Task objective: In the rows from the beginning through the line containing "bar-hired-workers [314,629,344,669]", rename every occurrence of "TENANTS" to "RENTERS" and reproduce those lines with nothing else altered.
<<<<
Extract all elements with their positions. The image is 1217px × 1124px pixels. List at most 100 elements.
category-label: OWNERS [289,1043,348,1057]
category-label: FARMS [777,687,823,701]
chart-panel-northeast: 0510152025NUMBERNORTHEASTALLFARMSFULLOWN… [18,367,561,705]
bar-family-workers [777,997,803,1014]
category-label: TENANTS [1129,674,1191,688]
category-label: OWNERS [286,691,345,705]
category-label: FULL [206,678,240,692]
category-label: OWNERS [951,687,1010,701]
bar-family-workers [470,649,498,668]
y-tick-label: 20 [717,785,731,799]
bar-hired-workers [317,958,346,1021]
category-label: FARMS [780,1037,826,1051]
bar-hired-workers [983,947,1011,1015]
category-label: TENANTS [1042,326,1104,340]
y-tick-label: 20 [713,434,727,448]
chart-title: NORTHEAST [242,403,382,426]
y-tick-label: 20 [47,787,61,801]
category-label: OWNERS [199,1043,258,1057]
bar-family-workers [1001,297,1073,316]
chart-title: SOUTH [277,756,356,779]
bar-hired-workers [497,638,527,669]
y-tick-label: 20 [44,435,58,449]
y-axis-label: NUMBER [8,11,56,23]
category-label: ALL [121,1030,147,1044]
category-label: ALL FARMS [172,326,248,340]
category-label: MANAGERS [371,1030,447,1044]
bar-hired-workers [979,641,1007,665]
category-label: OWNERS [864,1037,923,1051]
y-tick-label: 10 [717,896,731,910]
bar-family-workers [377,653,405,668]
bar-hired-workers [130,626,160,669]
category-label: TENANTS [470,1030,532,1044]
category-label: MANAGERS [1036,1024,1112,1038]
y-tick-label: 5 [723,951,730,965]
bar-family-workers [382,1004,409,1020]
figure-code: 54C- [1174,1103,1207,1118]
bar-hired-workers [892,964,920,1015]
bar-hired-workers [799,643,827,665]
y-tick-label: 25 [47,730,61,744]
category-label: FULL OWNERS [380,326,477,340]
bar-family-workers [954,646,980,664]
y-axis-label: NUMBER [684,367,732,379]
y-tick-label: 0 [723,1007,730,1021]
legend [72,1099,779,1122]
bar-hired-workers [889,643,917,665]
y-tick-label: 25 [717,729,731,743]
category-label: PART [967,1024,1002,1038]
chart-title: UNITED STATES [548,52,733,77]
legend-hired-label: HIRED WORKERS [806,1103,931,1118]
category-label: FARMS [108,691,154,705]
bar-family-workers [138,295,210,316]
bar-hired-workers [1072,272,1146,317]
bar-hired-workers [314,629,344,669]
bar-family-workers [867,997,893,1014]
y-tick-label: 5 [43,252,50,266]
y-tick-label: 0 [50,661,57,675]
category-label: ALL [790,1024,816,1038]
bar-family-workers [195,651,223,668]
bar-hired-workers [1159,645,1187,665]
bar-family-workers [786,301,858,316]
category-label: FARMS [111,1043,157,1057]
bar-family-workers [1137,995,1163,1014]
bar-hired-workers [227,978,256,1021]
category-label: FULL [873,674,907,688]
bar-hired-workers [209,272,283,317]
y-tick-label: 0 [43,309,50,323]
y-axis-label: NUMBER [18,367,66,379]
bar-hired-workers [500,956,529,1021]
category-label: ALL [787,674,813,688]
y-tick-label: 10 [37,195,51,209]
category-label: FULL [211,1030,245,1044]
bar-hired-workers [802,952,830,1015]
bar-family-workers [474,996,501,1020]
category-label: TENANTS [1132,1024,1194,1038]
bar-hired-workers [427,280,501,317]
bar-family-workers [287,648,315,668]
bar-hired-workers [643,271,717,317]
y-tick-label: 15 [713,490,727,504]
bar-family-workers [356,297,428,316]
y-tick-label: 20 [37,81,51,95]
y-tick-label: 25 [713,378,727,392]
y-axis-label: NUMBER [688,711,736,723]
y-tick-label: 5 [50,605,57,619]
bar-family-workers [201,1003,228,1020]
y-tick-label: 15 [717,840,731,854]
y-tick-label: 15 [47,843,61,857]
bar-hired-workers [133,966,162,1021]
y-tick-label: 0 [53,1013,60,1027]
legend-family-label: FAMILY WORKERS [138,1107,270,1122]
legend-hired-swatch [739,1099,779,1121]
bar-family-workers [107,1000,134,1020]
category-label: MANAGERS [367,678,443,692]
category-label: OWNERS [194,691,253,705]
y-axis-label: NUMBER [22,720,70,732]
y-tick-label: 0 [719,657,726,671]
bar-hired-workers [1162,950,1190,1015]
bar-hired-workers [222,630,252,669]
>>>>
Answer:
Extract all elements with their positions. The image is 1217px × 1124px pixels. List at most 100 elements.
category-label: OWNERS [289,1043,348,1057]
category-label: FARMS [777,687,823,701]
chart-panel-northeast: 0510152025NUMBERNORTHEASTALLFARMSFULLOWN… [18,367,561,705]
bar-family-workers [777,997,803,1014]
category-label: RENTERS [1129,674,1191,688]
category-label: OWNERS [286,691,345,705]
category-label: FULL [206,678,240,692]
category-label: OWNERS [951,687,1010,701]
bar-family-workers [470,649,498,668]
y-tick-label: 20 [717,785,731,799]
bar-hired-workers [317,958,346,1021]
category-label: FARMS [780,1037,826,1051]
bar-hired-workers [983,947,1011,1015]
category-label: RENTERS [1042,326,1104,340]
y-tick-label: 20 [713,434,727,448]
chart-title: NORTHEAST [242,403,382,426]
y-tick-label: 20 [47,787,61,801]
category-label: OWNERS [199,1043,258,1057]
bar-family-workers [1001,297,1073,316]
chart-title: SOUTH [277,756,356,779]
bar-hired-workers [497,638,527,669]
y-tick-label: 20 [44,435,58,449]
y-axis-label: NUMBER [8,11,56,23]
category-label: ALL [121,1030,147,1044]
category-label: ALL FARMS [172,326,248,340]
category-label: MANAGERS [371,1030,447,1044]
bar-hired-workers [979,641,1007,665]
category-label: OWNERS [864,1037,923,1051]
y-tick-label: 10 [717,896,731,910]
bar-family-workers [377,653,405,668]
bar-hired-workers [130,626,160,669]
category-label: RENTERS [470,1030,532,1044]
category-label: MANAGERS [1036,1024,1112,1038]
y-tick-label: 5 [723,951,730,965]
bar-family-workers [382,1004,409,1020]
figure-code: 54C- [1174,1103,1207,1118]
bar-hired-workers [892,964,920,1015]
bar-hired-workers [799,643,827,665]
y-tick-label: 25 [47,730,61,744]
category-label: FULL OWNERS [380,326,477,340]
bar-family-workers [954,646,980,664]
y-axis-label: NUMBER [684,367,732,379]
y-tick-label: 0 [723,1007,730,1021]
legend [72,1099,779,1122]
bar-hired-workers [889,643,917,665]
y-tick-label: 25 [717,729,731,743]
category-label: PART [967,1024,1002,1038]
chart-title: UNITED STATES [548,52,733,77]
legend-hired-label: HIRED WORKERS [806,1103,931,1118]
category-label: FARMS [108,691,154,705]
bar-family-workers [138,295,210,316]
bar-hired-workers [1072,272,1146,317]
bar-hired-workers [314,629,344,669]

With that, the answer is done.